-- REQUIRED WORK --
Your answer is a single number: the count of lines that contain the string "Compound".

-- EXERCISE INPUTS --
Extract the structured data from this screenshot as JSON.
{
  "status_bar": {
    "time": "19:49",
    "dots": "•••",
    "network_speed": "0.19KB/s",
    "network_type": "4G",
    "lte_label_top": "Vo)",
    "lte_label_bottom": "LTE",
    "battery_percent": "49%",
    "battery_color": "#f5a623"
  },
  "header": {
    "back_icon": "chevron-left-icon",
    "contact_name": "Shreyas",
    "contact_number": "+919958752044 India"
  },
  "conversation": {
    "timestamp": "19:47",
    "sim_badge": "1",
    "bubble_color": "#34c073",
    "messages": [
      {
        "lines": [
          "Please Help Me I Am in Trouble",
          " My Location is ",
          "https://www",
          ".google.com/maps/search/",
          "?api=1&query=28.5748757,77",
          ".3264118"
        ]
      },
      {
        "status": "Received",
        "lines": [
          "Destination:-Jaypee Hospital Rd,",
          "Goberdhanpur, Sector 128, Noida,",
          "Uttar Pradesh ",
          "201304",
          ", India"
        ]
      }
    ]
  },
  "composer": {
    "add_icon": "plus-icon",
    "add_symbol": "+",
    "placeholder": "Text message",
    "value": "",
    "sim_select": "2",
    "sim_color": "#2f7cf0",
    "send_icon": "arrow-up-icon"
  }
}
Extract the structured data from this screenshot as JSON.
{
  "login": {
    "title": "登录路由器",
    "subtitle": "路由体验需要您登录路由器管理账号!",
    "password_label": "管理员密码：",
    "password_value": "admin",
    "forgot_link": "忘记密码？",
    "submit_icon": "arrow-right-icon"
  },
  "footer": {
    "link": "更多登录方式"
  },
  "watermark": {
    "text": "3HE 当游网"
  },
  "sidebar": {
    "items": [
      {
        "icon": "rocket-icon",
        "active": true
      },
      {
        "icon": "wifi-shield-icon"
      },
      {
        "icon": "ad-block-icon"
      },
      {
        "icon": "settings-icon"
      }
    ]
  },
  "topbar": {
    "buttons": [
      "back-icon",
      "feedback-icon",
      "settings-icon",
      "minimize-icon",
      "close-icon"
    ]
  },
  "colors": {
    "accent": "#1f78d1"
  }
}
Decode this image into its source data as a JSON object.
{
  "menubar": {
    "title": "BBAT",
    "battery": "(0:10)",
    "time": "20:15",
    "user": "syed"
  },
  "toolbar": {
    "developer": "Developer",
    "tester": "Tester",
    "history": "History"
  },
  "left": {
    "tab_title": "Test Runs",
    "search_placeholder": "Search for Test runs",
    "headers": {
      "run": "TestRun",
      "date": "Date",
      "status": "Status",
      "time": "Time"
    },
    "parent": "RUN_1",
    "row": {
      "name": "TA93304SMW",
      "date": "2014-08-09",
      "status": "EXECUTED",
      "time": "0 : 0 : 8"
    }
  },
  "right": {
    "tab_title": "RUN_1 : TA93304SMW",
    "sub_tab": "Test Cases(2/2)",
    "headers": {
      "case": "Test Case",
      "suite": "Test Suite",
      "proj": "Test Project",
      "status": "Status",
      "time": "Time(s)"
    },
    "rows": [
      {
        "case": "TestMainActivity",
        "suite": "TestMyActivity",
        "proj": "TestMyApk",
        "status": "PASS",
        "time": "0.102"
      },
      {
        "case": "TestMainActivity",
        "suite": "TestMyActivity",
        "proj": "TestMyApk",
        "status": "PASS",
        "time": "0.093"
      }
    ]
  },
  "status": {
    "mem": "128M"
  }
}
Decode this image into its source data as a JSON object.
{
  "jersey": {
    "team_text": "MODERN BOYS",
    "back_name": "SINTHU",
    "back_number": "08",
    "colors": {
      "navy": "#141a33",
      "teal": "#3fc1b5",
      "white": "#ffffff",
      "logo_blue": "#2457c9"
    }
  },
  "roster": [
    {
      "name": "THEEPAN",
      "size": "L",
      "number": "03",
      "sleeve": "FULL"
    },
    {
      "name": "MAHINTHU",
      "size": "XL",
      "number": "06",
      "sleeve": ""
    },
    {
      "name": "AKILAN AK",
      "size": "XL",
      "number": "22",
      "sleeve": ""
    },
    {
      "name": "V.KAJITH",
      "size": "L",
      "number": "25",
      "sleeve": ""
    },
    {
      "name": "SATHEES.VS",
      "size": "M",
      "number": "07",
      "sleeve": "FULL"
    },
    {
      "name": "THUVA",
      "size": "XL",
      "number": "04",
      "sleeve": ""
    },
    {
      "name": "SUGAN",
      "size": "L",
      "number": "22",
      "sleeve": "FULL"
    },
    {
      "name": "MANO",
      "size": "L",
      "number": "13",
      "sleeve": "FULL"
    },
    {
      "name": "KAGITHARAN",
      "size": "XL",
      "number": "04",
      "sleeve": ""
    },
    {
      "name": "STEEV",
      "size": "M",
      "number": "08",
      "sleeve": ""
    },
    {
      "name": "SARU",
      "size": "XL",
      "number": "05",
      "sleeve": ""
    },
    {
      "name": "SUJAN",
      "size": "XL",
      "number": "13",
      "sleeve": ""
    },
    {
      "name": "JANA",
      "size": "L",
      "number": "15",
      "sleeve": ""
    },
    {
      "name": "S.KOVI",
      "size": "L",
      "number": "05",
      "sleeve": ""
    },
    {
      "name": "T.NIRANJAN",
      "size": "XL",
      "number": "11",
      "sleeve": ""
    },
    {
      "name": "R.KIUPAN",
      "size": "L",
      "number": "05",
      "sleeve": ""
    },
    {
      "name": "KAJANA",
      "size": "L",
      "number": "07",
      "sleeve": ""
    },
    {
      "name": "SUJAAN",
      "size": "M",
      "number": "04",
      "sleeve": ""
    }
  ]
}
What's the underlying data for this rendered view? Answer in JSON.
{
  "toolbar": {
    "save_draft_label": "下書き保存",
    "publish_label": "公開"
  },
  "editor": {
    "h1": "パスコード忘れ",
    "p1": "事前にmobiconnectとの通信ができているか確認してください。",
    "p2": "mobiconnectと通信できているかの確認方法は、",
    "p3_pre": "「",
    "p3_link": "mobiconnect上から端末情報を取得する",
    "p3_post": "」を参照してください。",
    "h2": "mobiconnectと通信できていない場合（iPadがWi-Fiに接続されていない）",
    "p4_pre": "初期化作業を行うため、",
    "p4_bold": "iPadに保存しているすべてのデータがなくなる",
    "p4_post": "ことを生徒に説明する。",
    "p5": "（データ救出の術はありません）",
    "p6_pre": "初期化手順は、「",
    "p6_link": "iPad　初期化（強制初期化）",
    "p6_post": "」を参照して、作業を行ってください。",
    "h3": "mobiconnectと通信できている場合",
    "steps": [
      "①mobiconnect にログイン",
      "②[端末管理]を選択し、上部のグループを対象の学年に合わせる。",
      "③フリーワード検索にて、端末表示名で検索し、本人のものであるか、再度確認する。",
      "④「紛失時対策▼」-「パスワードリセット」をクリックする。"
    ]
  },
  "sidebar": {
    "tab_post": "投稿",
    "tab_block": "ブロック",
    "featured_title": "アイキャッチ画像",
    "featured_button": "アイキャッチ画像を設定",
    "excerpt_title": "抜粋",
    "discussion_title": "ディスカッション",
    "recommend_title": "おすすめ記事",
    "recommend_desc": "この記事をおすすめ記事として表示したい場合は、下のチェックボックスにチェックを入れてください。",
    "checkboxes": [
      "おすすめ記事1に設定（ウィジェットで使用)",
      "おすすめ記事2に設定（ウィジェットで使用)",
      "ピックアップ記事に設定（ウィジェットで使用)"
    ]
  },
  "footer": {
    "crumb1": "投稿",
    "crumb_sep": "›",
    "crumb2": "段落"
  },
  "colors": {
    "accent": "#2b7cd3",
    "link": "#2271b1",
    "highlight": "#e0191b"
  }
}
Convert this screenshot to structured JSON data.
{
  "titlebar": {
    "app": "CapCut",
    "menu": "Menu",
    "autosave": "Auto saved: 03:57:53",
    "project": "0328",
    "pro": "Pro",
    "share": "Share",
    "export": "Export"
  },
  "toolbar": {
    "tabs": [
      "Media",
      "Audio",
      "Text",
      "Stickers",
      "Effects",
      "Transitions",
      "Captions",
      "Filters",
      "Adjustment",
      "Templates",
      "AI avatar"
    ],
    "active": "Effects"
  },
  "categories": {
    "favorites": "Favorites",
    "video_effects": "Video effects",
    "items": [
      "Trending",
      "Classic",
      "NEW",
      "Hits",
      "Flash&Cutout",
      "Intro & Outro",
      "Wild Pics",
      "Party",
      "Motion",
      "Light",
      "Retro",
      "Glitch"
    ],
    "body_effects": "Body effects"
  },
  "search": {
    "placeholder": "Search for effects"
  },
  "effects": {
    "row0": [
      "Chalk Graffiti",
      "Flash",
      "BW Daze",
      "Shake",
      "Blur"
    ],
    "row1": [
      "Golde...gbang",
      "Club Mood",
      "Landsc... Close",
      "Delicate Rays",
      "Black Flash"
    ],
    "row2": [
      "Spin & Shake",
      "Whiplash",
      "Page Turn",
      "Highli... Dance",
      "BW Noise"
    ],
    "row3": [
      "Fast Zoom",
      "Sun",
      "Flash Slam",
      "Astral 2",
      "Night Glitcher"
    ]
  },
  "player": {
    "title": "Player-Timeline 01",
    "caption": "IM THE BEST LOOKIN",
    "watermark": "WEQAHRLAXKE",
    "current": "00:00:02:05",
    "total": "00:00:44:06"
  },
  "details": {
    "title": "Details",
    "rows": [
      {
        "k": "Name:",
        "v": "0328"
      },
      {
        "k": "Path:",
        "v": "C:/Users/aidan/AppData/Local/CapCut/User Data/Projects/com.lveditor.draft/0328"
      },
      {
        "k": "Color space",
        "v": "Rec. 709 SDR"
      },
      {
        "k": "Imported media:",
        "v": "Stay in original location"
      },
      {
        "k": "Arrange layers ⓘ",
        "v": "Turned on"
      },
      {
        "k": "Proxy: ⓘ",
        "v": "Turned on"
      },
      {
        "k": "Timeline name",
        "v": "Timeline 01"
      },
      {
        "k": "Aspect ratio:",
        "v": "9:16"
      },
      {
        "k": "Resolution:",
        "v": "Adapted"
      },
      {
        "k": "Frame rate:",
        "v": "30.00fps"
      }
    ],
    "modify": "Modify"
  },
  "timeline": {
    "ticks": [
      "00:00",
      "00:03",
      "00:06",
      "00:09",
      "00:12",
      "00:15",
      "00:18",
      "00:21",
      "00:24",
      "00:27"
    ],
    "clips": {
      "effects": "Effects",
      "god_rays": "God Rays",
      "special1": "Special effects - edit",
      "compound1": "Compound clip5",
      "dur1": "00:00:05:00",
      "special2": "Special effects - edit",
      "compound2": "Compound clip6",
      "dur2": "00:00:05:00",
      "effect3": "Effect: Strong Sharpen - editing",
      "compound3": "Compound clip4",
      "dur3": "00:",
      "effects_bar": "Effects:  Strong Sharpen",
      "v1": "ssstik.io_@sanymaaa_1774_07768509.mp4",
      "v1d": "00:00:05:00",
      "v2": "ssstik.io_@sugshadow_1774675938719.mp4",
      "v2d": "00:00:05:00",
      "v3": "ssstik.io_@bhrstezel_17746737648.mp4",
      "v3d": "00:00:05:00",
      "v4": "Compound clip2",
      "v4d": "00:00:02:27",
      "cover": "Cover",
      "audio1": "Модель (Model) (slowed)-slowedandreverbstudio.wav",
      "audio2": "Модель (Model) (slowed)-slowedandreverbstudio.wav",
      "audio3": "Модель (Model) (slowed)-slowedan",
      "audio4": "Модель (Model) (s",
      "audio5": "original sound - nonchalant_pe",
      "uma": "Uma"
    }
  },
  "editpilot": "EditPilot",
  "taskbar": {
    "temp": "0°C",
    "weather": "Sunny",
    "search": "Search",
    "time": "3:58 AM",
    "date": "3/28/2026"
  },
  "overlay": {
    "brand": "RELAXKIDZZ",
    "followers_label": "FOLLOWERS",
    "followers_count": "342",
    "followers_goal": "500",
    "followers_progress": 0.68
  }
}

-- SOLUTION --
4